++++ MATERIAL SUPPLIED
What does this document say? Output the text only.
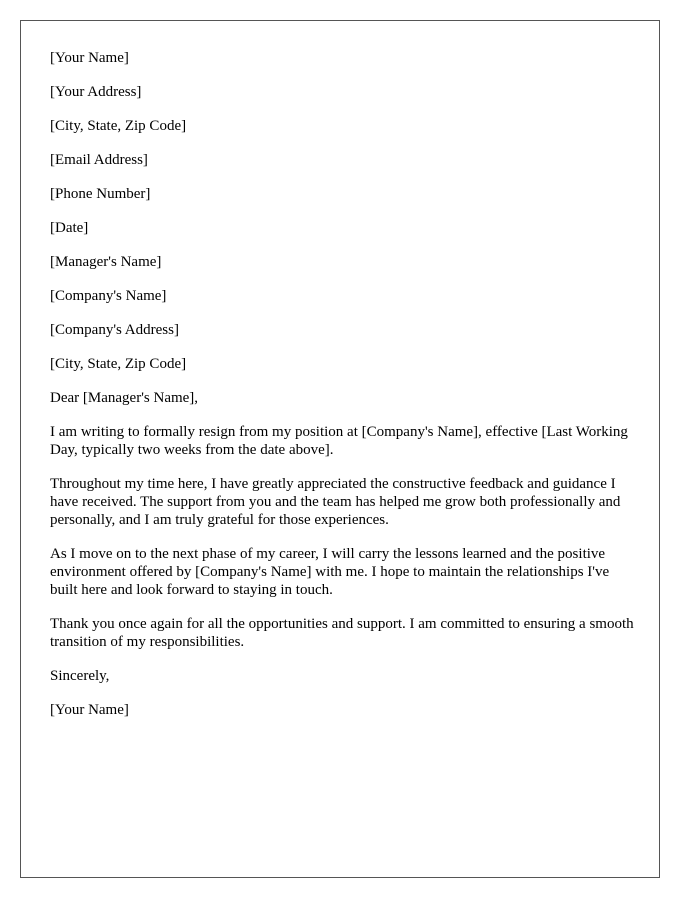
[Your Name]
[Your Address]
[City, State, Zip Code]
[Email Address]
[Phone Number]
[Date]
[Manager's Name]
[Company's Name]
[Company's Address]
[City, State, Zip Code]
Dear [Manager's Name],

I am writing to formally resign from my position at [Company's Name], effective [Last Working Day, typically two weeks from the date above].

Throughout my time here, I have greatly appreciated the constructive feedback and guidance I have received. The support from you and the team has helped me grow both professionally and personally, and I am truly grateful for those experiences.

As I move on to the next phase of my career, I will carry the lessons learned and the positive environment offered by [Company's Name] with me. I hope to maintain the relationships I've built here and look forward to staying in touch.

Thank you once again for all the opportunities and support. I am committed to ensuring a smooth transition of my responsibilities.

Sincerely,
[Your Name]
++++++++
_WHAT IS EXPECTED_
Copy out each record shown above without alteration, skipping any picture.

_EXERCISE SOLUTION_
What does this document say? Output the text only.
[Your Name]
[Your Address]
[City, State, Zip Code]
[Email Address]
[Phone Number]
[Date]
[Manager's Name]
[Company's Name]
[Company's Address]
[City, State, Zip Code]
Dear [Manager's Name],

I am writing to formally resign from my position at [Company's Name], effective [Last Working Day, typically two weeks from the date above].

Throughout my time here, I have greatly appreciated the constructive feedback and guidance I have received. The support from you and the team has helped me grow both professionally and personally, and I am truly grateful for those experiences.

As I move on to the next phase of my career, I will carry the lessons learned and the positive environment offered by [Company's Name] with me. I hope to maintain the relationships I've built here and look forward to staying in touch.

Thank you once again for all the opportunities and support. I am committed to ensuring a smooth transition of my responsibilities.

Sincerely,
[Your Name]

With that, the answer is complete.